Below is a block of records. Copy every line in it that contains the word "Initialize".

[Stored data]
--------------------------------
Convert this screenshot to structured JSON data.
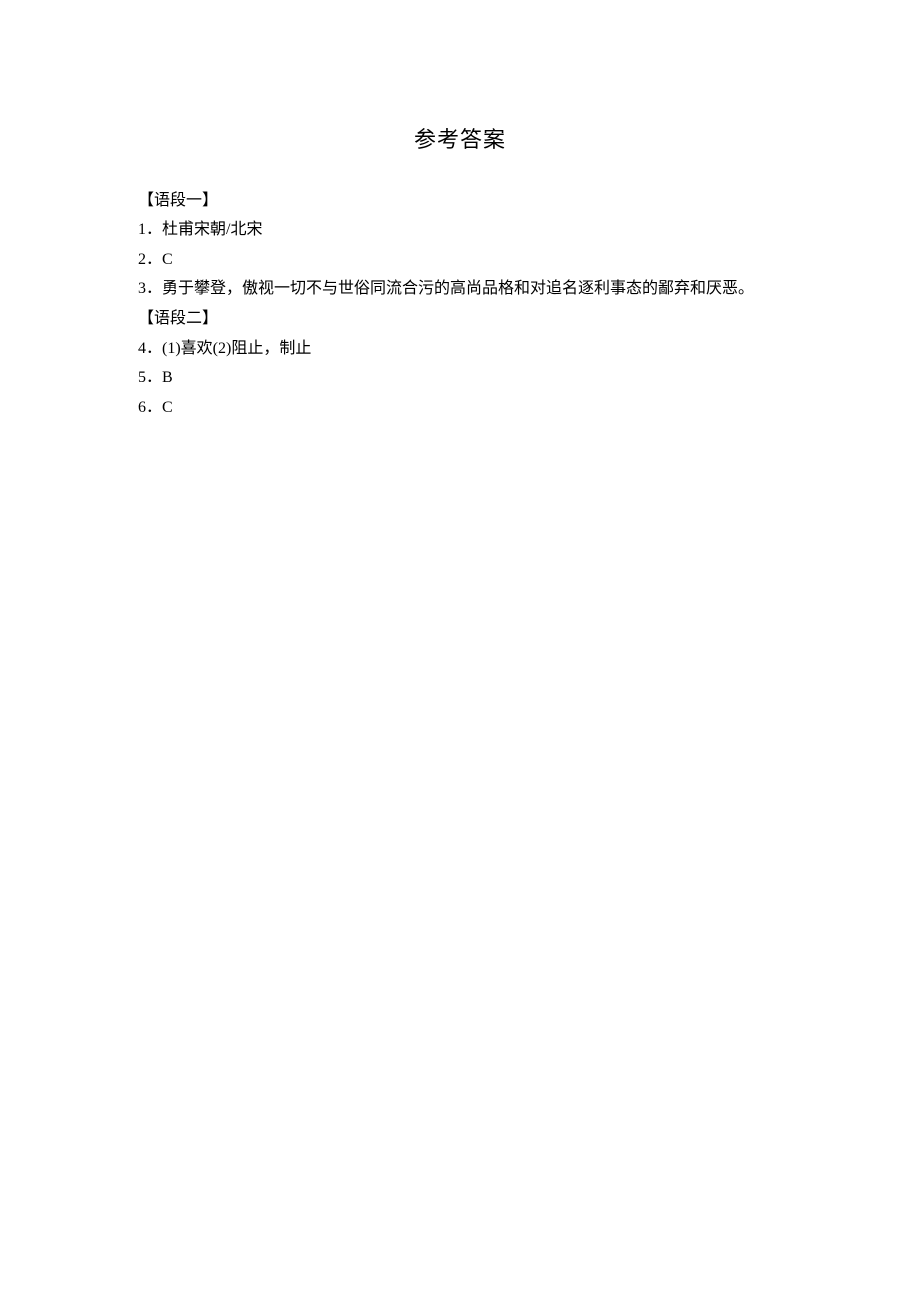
{
  "title": "参考答案",
  "sections": [
    {
      "header": "【语段一】",
      "items": [
        "1．杜甫宋朝/北宋",
        "2．C",
        "3．勇于攀登，傲视一切不与世俗同流合污的高尚品格和对追名逐利事态的鄙弃和厌恶。"
      ]
    },
    {
      "header": "【语段二】",
      "items": [
        "4．(1)喜欢(2)阻止，制止",
        "5．B",
        "6．C"
      ]
    }
  ]
}
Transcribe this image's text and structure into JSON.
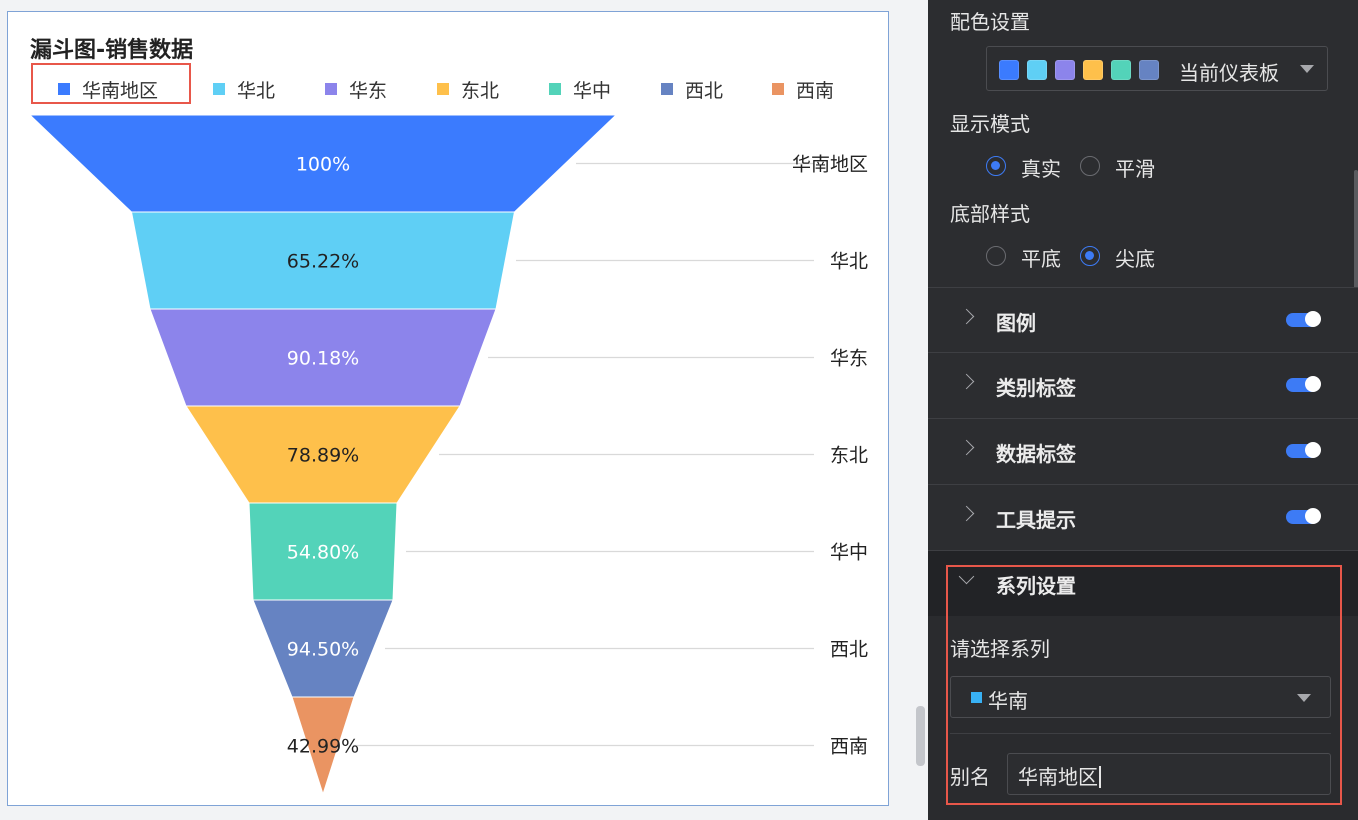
{
  "chart": {
    "title": "漏斗图-销售数据",
    "legend": [
      {
        "label": "华南地区",
        "color": "#3b7bfe"
      },
      {
        "label": "华北",
        "color": "#5fcff5"
      },
      {
        "label": "华东",
        "color": "#8c84eb"
      },
      {
        "label": "东北",
        "color": "#fec04b"
      },
      {
        "label": "华中",
        "color": "#53d3b9"
      },
      {
        "label": "西北",
        "color": "#6683c2"
      },
      {
        "label": "西南",
        "color": "#ea9462"
      }
    ]
  },
  "chart_data": {
    "type": "funnel",
    "title": "漏斗图-销售数据",
    "categories": [
      "华南地区",
      "华北",
      "华东",
      "东北",
      "华中",
      "西北",
      "西南"
    ],
    "data_labels": [
      "100%",
      "65.22%",
      "90.18%",
      "78.89%",
      "54.80%",
      "94.50%",
      "42.99%"
    ],
    "conversion_percent": [
      100,
      65.22,
      90.18,
      78.89,
      54.8,
      94.5,
      42.99
    ],
    "colors": [
      "#3b7bfe",
      "#5fcff5",
      "#8c84eb",
      "#fec04b",
      "#53d3b9",
      "#6683c2",
      "#ea9462"
    ],
    "label_colors": [
      "#ffffff",
      "#222222",
      "#ffffff",
      "#222222",
      "#ffffff",
      "#ffffff",
      "#222222"
    ],
    "legend_position": "top-left",
    "bottom_style": "pointed"
  },
  "panel": {
    "color_settings": {
      "label": "配色设置",
      "swatches": [
        "#3b7bfe",
        "#5fcff5",
        "#8c84eb",
        "#fec04b",
        "#53d3b9",
        "#6683c2"
      ],
      "selected": "当前仪表板"
    },
    "display_mode": {
      "label": "显示模式",
      "options": [
        {
          "label": "真实",
          "checked": true
        },
        {
          "label": "平滑",
          "checked": false
        }
      ]
    },
    "bottom_style": {
      "label": "底部样式",
      "options": [
        {
          "label": "平底",
          "checked": false
        },
        {
          "label": "尖底",
          "checked": true
        }
      ]
    },
    "collapse_rows": [
      {
        "label": "图例",
        "enabled": true
      },
      {
        "label": "类别标签",
        "enabled": true
      },
      {
        "label": "数据标签",
        "enabled": true
      },
      {
        "label": "工具提示",
        "enabled": true
      }
    ],
    "series_settings": {
      "label": "系列设置",
      "select_label": "请选择系列",
      "selected_series": "华南",
      "alias_label": "别名",
      "alias_value": "华南地区"
    }
  }
}
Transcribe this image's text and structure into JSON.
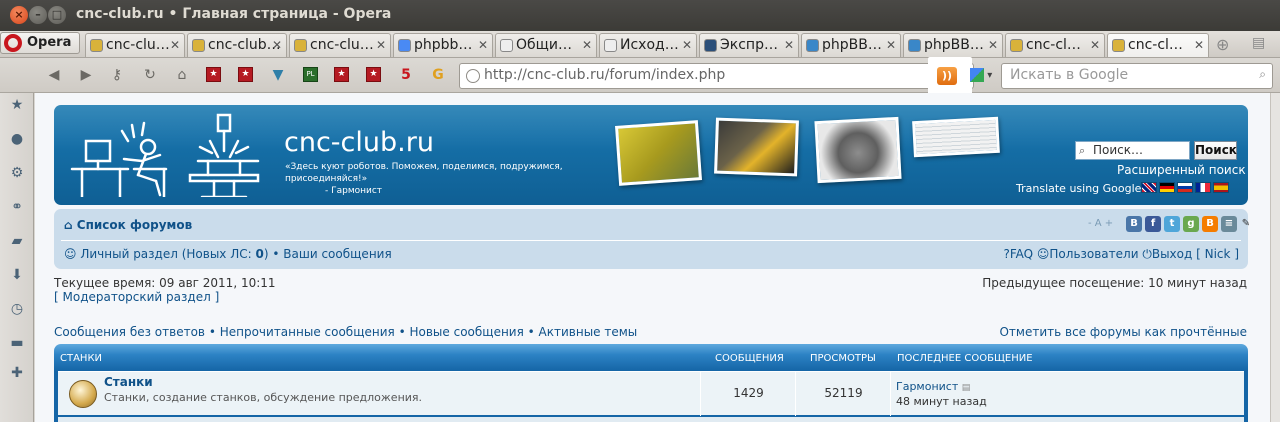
{
  "window": {
    "title": "cnc-club.ru • Главная страница - Opera"
  },
  "browser": {
    "menu_label": "Opera",
    "tabs": [
      {
        "label": "cnc-clu…",
        "icon": "cnc-favicon"
      },
      {
        "label": "cnc-club…",
        "icon": "cnc-favicon"
      },
      {
        "label": "cnc-clu…",
        "icon": "cnc-favicon"
      },
      {
        "label": "phpbb…",
        "icon": "google-favicon"
      },
      {
        "label": "Общи…",
        "icon": "document-favicon"
      },
      {
        "label": "Исход…",
        "icon": "document-favicon"
      },
      {
        "label": "Экспр…",
        "icon": "speed-dial-favicon"
      },
      {
        "label": "phpBB…",
        "icon": "phpbb-favicon"
      },
      {
        "label": "phpBB…",
        "icon": "phpbb-favicon"
      },
      {
        "label": "cnc-cl…",
        "icon": "cnc-favicon"
      },
      {
        "label": "cnc-cl…",
        "icon": "cnc-favicon",
        "active": true
      }
    ],
    "bookmarks": [
      "PL",
      "5",
      "G"
    ],
    "address": "http://cnc-club.ru/forum/index.php",
    "search_placeholder": "Искать в Google",
    "accent_rss": "#f08a24"
  },
  "header": {
    "site_title": "cnc-club.ru",
    "site_desc": "«Здесь куют роботов. Поможем, поделимся, подружимся, присоединяйся!»",
    "site_desc_author": "- Гармонист",
    "search_placeholder": "Поиск…",
    "search_button": "Поиск",
    "advanced_search": "Расширенный поиск",
    "translate_label": "Translate using Google:"
  },
  "nav": {
    "home_label": "Список форумов",
    "font_size_label": "- A +",
    "personal_label": "Личный раздел (Новых ЛС:",
    "personal_count": "0",
    "personal_close": ")",
    "your_posts": "Ваши сообщения",
    "faq": "FAQ",
    "users": "Пользователи",
    "logout_prefix": "Выход [",
    "logout_user": "Nick",
    "logout_suffix": "]"
  },
  "info": {
    "current_time": "Текущее время: 09 авг 2011, 10:11",
    "moderator": "[ Модераторский раздел ]",
    "prev_visit": "Предыдущее посещение: 10 минут назад",
    "link_unanswered": "Сообщения без ответов",
    "link_unread": "Непрочитанные сообщения",
    "link_new": "Новые сообщения",
    "link_active": "Активные темы",
    "mark_read": "Отметить все форумы как прочтённые"
  },
  "forum": {
    "category": "Станки",
    "col_posts": "Сообщения",
    "col_views": "Просмотры",
    "col_last": "Последнее сообщение",
    "rows": [
      {
        "title": "Станки",
        "desc": "Станки, создание станков, обсуждение предложения.",
        "posts": "1429",
        "views": "52119",
        "last_user": "Гармонист",
        "last_time": "48 минут назад"
      }
    ]
  }
}
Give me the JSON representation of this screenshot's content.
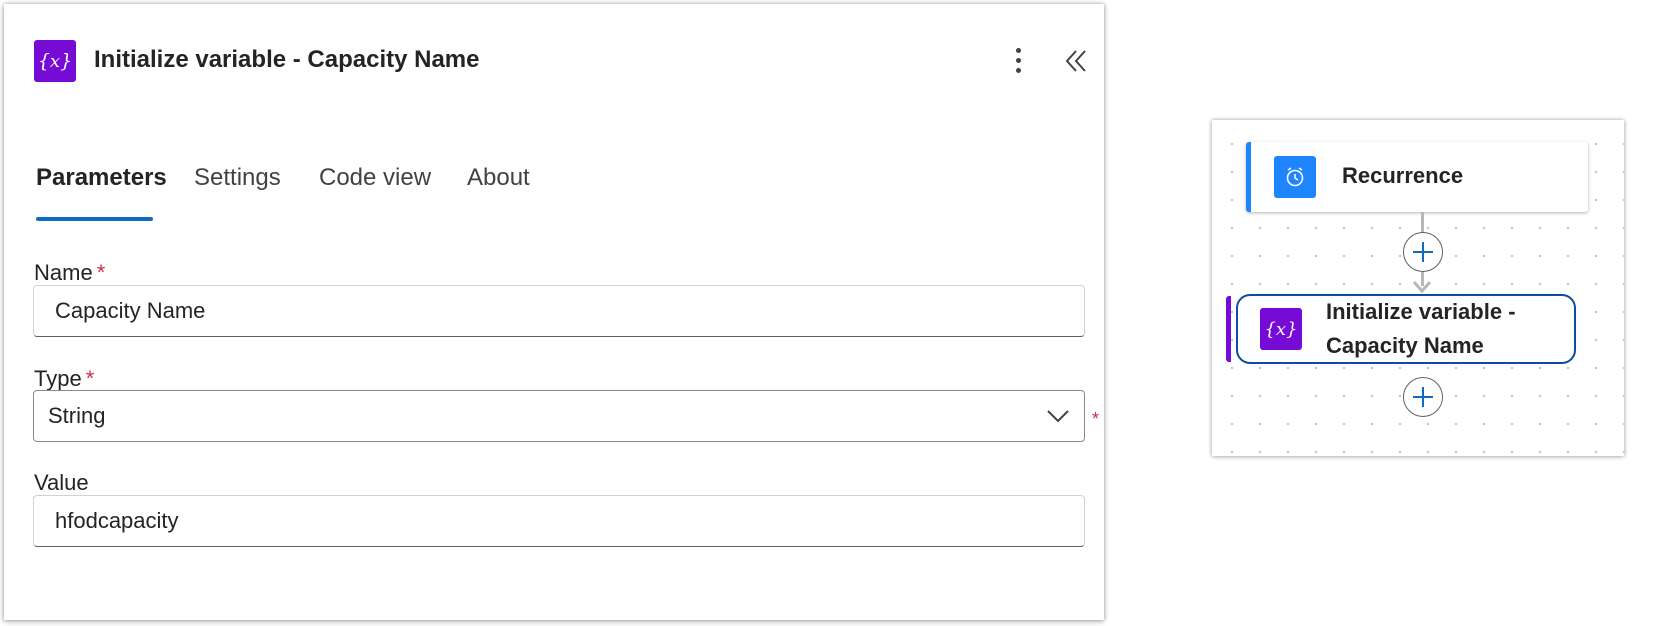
{
  "panel": {
    "title": "Initialize variable - Capacity Name",
    "icon": "variable-icon",
    "icon_color": "#770bd6",
    "tabs": [
      {
        "label": "Parameters",
        "active": true
      },
      {
        "label": "Settings",
        "active": false
      },
      {
        "label": "Code view",
        "active": false
      },
      {
        "label": "About",
        "active": false
      }
    ],
    "fields": {
      "name": {
        "label": "Name",
        "required_mark": "*",
        "value": "Capacity Name"
      },
      "type": {
        "label": "Type",
        "required_mark": "*",
        "value": "String",
        "outer_required_mark": "*"
      },
      "value": {
        "label": "Value",
        "value": "hfodcapacity"
      }
    }
  },
  "flow": {
    "nodes": [
      {
        "label": "Recurrence",
        "icon": "alarm-clock-icon",
        "color": "#1f85ff"
      },
      {
        "label_line1": "Initialize variable -",
        "label_line2": "Capacity Name",
        "icon": "variable-icon",
        "color": "#770bd6",
        "selected": true
      }
    ]
  },
  "colors": {
    "accent": "#0f6cbd",
    "required": "#c4314b"
  }
}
--------------------------------
§ The answer
    "title": "Initialize variable - Capacity Name",
        "label_line1": "Initialize variable -",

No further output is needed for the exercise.